— Begin EXTRACTED DATA —

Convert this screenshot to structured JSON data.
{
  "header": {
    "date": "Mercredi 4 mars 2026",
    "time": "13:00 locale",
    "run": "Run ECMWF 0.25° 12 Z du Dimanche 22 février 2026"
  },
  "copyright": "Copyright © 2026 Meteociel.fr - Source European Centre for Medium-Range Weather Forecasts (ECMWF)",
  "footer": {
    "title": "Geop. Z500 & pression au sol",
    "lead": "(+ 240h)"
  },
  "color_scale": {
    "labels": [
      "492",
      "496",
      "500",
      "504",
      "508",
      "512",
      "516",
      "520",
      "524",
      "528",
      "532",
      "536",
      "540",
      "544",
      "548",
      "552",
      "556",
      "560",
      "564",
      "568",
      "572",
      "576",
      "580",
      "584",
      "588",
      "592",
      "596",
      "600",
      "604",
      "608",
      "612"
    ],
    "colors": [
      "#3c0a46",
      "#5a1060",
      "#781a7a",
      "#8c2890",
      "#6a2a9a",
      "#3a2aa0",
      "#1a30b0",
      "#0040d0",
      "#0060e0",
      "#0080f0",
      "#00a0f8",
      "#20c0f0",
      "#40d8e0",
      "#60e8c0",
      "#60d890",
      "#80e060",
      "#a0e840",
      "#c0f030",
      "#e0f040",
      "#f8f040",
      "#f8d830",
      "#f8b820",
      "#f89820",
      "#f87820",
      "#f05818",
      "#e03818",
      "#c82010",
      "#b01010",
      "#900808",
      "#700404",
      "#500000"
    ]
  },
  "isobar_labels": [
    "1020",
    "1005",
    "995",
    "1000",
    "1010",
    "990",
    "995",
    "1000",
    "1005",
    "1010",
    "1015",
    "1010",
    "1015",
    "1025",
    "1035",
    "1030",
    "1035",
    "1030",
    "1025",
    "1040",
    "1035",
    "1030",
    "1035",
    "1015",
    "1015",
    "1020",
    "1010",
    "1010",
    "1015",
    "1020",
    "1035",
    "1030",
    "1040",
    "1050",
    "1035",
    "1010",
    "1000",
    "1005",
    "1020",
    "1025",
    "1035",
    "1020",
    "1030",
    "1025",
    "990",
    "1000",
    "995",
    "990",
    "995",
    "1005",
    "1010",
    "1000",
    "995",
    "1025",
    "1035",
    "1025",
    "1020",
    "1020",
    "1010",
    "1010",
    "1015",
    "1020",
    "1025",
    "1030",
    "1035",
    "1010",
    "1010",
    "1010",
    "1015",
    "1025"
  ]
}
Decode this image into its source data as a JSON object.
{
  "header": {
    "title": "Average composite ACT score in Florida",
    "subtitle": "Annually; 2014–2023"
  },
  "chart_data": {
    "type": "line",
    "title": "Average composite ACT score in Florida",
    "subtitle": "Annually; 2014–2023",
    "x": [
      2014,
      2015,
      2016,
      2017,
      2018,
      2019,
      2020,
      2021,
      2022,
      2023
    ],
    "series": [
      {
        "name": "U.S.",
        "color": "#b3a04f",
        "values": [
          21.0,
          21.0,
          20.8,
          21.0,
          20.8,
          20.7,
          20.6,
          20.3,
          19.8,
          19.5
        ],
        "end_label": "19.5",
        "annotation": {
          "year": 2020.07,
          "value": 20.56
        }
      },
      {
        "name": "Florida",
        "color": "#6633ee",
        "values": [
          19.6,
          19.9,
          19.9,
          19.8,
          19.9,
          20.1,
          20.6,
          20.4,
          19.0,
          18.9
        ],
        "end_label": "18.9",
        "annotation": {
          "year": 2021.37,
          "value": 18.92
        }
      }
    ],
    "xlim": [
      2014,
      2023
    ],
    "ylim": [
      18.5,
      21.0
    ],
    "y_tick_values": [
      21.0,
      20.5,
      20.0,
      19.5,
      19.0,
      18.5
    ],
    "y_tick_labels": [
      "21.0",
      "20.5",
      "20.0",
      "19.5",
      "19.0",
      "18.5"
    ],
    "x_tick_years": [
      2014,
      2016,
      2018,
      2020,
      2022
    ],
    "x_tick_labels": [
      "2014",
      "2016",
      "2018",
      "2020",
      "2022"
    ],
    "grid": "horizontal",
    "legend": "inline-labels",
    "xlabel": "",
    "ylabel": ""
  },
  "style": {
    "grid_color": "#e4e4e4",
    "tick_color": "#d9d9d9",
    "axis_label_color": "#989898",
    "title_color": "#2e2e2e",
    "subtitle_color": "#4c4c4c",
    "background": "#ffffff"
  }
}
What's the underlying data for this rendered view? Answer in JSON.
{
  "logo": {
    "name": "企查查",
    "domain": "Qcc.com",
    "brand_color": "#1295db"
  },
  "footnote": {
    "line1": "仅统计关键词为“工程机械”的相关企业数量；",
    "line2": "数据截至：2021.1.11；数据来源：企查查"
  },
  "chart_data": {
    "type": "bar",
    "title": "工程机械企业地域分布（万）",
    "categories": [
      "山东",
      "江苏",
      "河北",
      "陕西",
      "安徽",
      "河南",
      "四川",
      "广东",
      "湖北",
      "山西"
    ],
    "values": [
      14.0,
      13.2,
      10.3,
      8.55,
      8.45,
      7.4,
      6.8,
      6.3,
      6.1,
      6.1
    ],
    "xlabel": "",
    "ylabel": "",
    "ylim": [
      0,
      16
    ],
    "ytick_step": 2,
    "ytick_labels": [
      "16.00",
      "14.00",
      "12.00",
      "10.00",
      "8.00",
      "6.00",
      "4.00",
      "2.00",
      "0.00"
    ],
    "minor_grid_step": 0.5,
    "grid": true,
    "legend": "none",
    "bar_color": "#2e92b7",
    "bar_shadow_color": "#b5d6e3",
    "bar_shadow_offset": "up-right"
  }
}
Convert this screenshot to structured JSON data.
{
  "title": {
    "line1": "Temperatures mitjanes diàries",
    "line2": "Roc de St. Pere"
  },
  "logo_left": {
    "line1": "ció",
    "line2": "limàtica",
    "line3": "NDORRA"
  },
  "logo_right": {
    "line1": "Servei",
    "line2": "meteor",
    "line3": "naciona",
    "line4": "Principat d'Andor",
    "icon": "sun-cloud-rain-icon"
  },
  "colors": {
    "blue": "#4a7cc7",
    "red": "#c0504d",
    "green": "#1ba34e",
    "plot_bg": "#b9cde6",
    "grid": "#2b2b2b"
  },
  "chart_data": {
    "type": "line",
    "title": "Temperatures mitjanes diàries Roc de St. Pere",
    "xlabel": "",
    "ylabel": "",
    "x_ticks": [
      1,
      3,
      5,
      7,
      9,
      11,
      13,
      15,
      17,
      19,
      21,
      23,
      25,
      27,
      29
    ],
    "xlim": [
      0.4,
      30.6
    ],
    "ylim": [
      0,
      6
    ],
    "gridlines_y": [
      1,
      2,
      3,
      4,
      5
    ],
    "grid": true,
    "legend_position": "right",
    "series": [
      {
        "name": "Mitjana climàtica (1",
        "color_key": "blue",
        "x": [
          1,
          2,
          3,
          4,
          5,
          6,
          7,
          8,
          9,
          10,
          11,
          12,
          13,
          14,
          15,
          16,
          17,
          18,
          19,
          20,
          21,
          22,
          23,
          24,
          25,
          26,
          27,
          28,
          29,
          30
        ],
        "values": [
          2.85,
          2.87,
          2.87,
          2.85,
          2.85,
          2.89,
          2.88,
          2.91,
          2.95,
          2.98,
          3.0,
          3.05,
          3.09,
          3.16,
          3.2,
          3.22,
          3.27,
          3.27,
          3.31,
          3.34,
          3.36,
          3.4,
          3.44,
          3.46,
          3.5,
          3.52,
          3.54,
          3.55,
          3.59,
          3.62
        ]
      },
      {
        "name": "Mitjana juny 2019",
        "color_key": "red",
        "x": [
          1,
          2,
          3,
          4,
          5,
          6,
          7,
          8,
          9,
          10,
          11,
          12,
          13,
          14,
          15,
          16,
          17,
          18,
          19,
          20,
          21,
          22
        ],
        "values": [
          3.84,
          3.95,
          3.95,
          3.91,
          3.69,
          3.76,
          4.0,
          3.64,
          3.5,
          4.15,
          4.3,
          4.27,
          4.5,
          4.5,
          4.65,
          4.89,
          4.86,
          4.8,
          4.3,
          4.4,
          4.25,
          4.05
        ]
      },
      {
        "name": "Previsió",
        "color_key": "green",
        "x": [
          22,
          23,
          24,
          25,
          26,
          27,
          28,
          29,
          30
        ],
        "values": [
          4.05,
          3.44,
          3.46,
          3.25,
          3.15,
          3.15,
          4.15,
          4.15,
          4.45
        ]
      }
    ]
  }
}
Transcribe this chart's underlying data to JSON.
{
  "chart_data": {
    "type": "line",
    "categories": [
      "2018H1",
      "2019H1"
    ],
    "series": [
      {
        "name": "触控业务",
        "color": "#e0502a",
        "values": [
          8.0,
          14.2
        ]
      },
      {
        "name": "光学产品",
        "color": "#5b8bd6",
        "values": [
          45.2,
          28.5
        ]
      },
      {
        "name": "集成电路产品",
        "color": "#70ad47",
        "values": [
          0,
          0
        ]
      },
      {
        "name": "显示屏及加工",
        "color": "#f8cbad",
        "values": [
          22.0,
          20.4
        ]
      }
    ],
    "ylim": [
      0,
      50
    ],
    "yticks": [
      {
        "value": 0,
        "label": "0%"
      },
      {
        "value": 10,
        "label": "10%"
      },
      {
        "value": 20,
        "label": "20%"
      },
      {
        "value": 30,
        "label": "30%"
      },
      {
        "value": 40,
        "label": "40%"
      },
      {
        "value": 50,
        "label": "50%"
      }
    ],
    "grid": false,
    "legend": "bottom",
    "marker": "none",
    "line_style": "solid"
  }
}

— End EXTRACTED DATA —

▶ **WHAT TO WORK ON**: Give back, exactly as written, the lines from the one with "Transcribe this chart's" to the last line.

▶ **EXERCISE OUTPUT**:
Transcribe this chart's underlying data to JSON.
{
  "chart_data": {
    "type": "line",
    "categories": [
      "2018H1",
      "2019H1"
    ],
    "series": [
      {
        "name": "触控业务",
        "color": "#e0502a",
        "values": [
          8.0,
          14.2
        ]
      },
      {
        "name": "光学产品",
        "color": "#5b8bd6",
        "values": [
          45.2,
          28.5
        ]
      },
      {
        "name": "集成电路产品",
        "color": "#70ad47",
        "values": [
          0,
          0
        ]
      },
      {
        "name": "显示屏及加工",
        "color": "#f8cbad",
        "values": [
          22.0,
          20.4
        ]
      }
    ],
    "ylim": [
      0,
      50
    ],
    "yticks": [
      {
        "value": 0,
        "label": "0%"
      },
      {
        "value": 10,
        "label": "10%"
      },
      {
        "value": 20,
        "label": "20%"
      },
      {
        "value": 30,
        "label": "30%"
      },
      {
        "value": 40,
        "label": "40%"
      },
      {
        "value": 50,
        "label": "50%"
      }
    ],
    "grid": false,
    "legend": "bottom",
    "marker": "none",
    "line_style": "solid"
  }
}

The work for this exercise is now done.